---------- Source material ----------

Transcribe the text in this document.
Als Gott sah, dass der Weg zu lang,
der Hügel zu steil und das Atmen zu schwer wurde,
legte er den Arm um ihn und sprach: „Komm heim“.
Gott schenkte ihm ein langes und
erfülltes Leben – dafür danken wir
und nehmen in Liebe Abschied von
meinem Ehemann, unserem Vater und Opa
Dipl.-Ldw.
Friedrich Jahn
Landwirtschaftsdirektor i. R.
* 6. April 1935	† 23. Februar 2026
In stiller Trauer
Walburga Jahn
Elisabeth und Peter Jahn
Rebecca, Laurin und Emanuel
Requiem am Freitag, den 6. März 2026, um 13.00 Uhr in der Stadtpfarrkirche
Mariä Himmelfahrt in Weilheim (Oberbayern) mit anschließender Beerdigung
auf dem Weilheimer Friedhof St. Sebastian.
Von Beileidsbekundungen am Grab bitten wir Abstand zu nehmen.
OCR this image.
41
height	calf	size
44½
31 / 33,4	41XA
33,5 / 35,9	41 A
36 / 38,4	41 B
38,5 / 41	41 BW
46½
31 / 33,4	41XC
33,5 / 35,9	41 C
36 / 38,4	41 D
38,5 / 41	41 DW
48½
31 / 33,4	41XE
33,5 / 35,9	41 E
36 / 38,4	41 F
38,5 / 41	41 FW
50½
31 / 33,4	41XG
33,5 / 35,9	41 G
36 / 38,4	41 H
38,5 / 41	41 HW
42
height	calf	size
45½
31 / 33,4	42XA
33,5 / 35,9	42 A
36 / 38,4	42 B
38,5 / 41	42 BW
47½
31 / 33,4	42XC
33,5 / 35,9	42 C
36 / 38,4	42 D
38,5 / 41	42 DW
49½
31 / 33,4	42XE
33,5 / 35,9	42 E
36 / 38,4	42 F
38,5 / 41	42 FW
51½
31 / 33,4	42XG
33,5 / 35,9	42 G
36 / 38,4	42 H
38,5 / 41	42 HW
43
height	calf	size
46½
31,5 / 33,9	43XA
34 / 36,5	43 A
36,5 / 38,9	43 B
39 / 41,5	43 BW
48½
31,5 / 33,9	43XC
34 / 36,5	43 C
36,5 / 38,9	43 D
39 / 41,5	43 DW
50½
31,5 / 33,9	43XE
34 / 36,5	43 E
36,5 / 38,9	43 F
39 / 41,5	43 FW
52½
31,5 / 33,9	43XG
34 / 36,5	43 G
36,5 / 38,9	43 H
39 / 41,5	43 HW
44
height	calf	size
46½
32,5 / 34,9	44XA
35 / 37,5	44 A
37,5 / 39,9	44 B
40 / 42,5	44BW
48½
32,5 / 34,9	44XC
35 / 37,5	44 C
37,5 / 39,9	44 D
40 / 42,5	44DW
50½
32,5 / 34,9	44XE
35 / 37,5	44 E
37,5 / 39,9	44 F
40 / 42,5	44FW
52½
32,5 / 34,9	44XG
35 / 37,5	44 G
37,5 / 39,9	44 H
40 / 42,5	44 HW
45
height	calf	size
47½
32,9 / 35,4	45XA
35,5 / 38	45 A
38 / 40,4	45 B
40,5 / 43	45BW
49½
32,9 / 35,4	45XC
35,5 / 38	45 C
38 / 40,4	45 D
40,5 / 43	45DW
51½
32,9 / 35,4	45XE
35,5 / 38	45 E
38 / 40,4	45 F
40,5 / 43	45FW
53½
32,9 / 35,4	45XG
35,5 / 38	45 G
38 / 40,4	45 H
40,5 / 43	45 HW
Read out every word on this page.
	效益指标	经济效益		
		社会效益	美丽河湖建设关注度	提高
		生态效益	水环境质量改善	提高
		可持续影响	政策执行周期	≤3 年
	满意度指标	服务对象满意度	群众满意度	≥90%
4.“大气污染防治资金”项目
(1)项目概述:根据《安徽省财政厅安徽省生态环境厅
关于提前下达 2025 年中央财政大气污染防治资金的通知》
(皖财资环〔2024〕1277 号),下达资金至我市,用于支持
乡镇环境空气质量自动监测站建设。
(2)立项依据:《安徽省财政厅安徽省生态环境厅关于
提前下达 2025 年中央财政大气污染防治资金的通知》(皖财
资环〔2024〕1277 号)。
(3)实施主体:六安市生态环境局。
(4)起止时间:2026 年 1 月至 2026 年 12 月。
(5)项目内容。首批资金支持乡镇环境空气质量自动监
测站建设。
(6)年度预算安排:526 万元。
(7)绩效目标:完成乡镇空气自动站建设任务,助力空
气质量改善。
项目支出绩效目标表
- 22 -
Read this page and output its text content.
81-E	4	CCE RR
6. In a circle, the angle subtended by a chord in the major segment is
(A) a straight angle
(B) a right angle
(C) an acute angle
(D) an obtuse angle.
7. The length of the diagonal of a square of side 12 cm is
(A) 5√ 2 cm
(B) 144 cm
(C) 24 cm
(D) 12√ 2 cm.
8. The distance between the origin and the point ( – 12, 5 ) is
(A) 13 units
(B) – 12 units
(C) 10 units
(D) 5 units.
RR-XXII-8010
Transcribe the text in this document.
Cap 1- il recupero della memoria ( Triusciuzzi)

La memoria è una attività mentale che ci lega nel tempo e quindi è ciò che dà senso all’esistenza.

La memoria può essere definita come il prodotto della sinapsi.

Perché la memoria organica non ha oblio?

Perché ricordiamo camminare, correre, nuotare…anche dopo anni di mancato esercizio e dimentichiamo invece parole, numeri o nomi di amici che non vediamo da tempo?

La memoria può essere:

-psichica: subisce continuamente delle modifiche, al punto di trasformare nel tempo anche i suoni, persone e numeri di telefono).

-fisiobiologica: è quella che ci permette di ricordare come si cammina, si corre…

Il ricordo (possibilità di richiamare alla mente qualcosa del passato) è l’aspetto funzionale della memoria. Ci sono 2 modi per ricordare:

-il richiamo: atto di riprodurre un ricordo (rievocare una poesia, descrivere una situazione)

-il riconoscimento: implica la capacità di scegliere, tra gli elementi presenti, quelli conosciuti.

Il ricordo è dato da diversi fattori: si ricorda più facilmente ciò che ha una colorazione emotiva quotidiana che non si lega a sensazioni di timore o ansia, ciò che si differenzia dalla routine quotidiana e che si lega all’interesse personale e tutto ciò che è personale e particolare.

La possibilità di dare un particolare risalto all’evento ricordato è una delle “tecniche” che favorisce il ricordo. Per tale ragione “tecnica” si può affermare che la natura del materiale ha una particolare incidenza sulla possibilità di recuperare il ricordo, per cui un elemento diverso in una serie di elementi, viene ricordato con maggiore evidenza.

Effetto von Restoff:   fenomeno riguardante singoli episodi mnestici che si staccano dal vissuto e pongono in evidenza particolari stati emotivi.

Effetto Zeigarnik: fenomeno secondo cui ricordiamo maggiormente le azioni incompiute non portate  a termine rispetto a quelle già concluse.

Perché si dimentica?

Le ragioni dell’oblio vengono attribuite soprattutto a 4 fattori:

----------

Goal
Scan the material above. Copy each line where "possibilità" occurs.

Answer
Il ricordo (possibilità di richiamare alla mente qualcosa del passato) è l’aspetto funzionale della memoria. Ci sono 2 modi per ricordare:
La possibilità di dare un particolare risalto all’evento ricordato è una delle “tecniche” che favorisce il ricordo. Per tale ragione “tecnica” si può affermare che la natura del materiale ha una particolare incidenza sulla possibilità di recuperare il ricordo, per cui un elemento diverso in una serie di elementi, viene ricordato con maggiore evidenza.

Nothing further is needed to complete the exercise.